Layout element annotations:
-.-.-

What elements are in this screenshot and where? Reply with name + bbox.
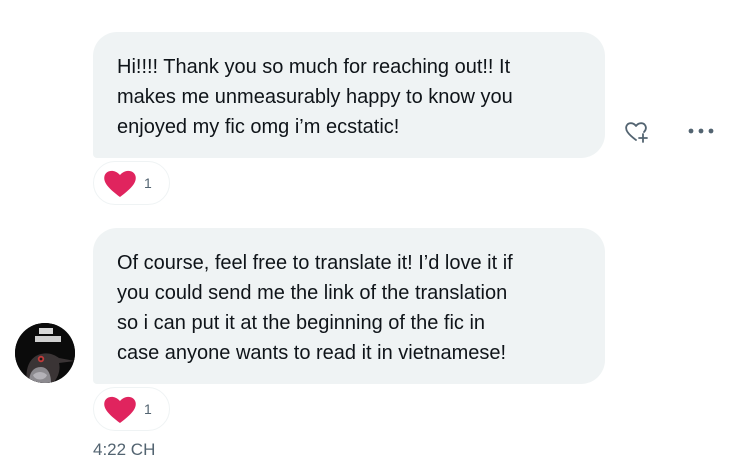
message-bubble[interactable]: Of course, feel free to translate it! I’… [93, 228, 605, 384]
heart-icon [104, 396, 136, 423]
message-bubble[interactable]: Hi!!!! Thank you so much for reaching ou… [93, 32, 605, 158]
more-horizontal-icon [688, 128, 714, 134]
message-text-line: Of course, feel free to translate it! I’… [117, 252, 513, 274]
message-text-line: you could send me the link of the transl… [117, 282, 508, 304]
add-reaction-button[interactable] [620, 114, 654, 148]
message-text-line: so i can put it at the beginning of the … [117, 312, 486, 334]
reaction-count: 1 [144, 401, 152, 417]
heart-add-icon [625, 122, 648, 143]
message-actions [620, 114, 718, 148]
avatar[interactable] [15, 323, 75, 383]
message-text-line: case anyone wants to read it in vietname… [117, 342, 507, 364]
reaction-chip[interactable]: 1 [93, 161, 170, 205]
heart-icon [104, 170, 136, 197]
message-text-line: makes me unmeasurably happy to know you [117, 86, 513, 108]
message-text-line: Hi!!!! Thank you so much for reaching ou… [117, 56, 511, 78]
more-options-button[interactable] [684, 114, 718, 148]
bird-avatar-image [15, 323, 75, 383]
reaction-count: 1 [144, 175, 152, 191]
message-text-line: enjoyed my fic omg i’m ecstatic! [117, 116, 400, 138]
reaction-chip[interactable]: 1 [93, 387, 170, 431]
message-timestamp: 4:22 CH [93, 440, 156, 459]
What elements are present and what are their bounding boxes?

-.-.-

WHAT YOU HAVE TO DO:
Can you copy every line of the data above word for word, leaving out the pictures?

IN RESPONSE:
What elements are in this screenshot and where? Reply with name + bbox.
message-bubble[interactable]: Of course, feel free to translate it! I’… [93, 228, 605, 384]
heart-icon [104, 396, 136, 423]
message-bubble[interactable]: Hi!!!! Thank you so much for reaching ou… [93, 32, 605, 158]
more-horizontal-icon [688, 128, 714, 134]
message-text-line: Of course, feel free to translate it! I’… [117, 252, 513, 274]
message-text-line: you could send me the link of the transl… [117, 282, 508, 304]
add-reaction-button[interactable] [620, 114, 654, 148]
message-text-line: so i can put it at the beginning of the … [117, 312, 486, 334]
reaction-count: 1 [144, 401, 152, 417]
heart-add-icon [625, 122, 648, 143]
message-actions [620, 114, 718, 148]
avatar[interactable] [15, 323, 75, 383]
message-text-line: case anyone wants to read it in vietname… [117, 342, 507, 364]
reaction-chip[interactable]: 1 [93, 161, 170, 205]
heart-icon [104, 170, 136, 197]
message-text-line: makes me unmeasurably happy to know you [117, 86, 513, 108]
message-text-line: Hi!!!! Thank you so much for reaching ou… [117, 56, 511, 78]
more-options-button[interactable] [684, 114, 718, 148]
bird-avatar-image [15, 323, 75, 383]
reaction-count: 1 [144, 175, 152, 191]
message-text-line: enjoyed my fic omg i’m ecstatic! [117, 116, 400, 138]
reaction-chip[interactable]: 1 [93, 387, 170, 431]
message-timestamp: 4:22 CH [93, 440, 156, 459]
What elements are present and what are their bounding boxes?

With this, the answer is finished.